Your task is to output the entries below word for word.

=== Material supplied ===
>> begin

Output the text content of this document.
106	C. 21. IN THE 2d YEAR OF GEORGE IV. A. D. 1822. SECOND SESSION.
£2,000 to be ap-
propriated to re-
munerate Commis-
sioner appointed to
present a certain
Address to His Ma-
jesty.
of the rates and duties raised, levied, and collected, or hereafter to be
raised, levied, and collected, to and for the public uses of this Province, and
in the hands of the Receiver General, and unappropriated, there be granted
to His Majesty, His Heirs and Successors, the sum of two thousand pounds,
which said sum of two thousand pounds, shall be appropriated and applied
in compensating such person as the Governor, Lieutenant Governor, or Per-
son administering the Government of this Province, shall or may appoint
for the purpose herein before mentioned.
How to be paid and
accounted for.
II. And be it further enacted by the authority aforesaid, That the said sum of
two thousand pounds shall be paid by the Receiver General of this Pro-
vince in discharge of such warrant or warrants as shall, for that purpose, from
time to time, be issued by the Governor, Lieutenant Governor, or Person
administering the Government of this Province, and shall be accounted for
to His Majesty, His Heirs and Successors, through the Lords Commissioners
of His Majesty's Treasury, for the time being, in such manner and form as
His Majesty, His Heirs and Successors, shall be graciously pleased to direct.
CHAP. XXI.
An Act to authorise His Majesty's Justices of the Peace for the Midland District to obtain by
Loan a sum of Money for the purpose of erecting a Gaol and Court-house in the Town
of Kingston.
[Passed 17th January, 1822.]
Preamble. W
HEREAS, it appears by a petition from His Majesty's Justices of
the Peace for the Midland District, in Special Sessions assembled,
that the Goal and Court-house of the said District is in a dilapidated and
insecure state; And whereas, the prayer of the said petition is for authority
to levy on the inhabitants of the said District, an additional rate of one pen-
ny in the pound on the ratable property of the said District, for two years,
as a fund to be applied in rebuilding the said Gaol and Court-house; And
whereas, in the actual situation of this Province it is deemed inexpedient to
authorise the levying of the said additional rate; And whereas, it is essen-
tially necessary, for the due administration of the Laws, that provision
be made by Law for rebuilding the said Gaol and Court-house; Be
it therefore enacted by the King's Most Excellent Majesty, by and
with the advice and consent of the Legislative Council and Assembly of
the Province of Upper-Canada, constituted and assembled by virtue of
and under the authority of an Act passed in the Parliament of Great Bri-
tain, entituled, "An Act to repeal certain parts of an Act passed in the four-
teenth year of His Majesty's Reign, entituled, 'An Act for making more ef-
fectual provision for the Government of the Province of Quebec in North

>> end

=== Expected output ===
Output the text content of this document.
106	C. 21. IN THE 2d YEAR OF GEORGE IV. A. D. 1822. SECOND SESSION.
£2,000 to be ap-
propriated to re-
munerate Commis-
sioner appointed to
present a certain
Address to His Ma-
jesty.
of the rates and duties raised, levied, and collected, or hereafter to be
raised, levied, and collected, to and for the public uses of this Province, and
in the hands of the Receiver General, and unappropriated, there be granted
to His Majesty, His Heirs and Successors, the sum of two thousand pounds,
which said sum of two thousand pounds, shall be appropriated and applied
in compensating such person as the Governor, Lieutenant Governor, or Per-
son administering the Government of this Province, shall or may appoint
for the purpose herein before mentioned.
How to be paid and
accounted for.
II. And be it further enacted by the authority aforesaid, That the said sum of
two thousand pounds shall be paid by the Receiver General of this Pro-
vince in discharge of such warrant or warrants as shall, for that purpose, from
time to time, be issued by the Governor, Lieutenant Governor, or Person
administering the Government of this Province, and shall be accounted for
to His Majesty, His Heirs and Successors, through the Lords Commissioners
of His Majesty's Treasury, for the time being, in such manner and form as
His Majesty, His Heirs and Successors, shall be graciously pleased to direct.
CHAP. XXI.
An Act to authorise His Majesty's Justices of the Peace for the Midland District to obtain by
Loan a sum of Money for the purpose of erecting a Gaol and Court-house in the Town
of Kingston.
[Passed 17th January, 1822.]
Preamble. W
HEREAS, it appears by a petition from His Majesty's Justices of
the Peace for the Midland District, in Special Sessions assembled,
that the Goal and Court-house of the said District is in a dilapidated and
insecure state; And whereas, the prayer of the said petition is for authority
to levy on the inhabitants of the said District, an additional rate of one pen-
ny in the pound on the ratable property of the said District, for two years,
as a fund to be applied in rebuilding the said Gaol and Court-house; And
whereas, in the actual situation of this Province it is deemed inexpedient to
authorise the levying of the said additional rate; And whereas, it is essen-
tially necessary, for the due administration of the Laws, that provision
be made by Law for rebuilding the said Gaol and Court-house; Be
it therefore enacted by the King's Most Excellent Majesty, by and
with the advice and consent of the Legislative Council and Assembly of
the Province of Upper-Canada, constituted and assembled by virtue of
and under the authority of an Act passed in the Parliament of Great Bri-
tain, entituled, "An Act to repeal certain parts of an Act passed in the four-
teenth year of His Majesty's Reign, entituled, 'An Act for making more ef-
fectual provision for the Government of the Province of Quebec in North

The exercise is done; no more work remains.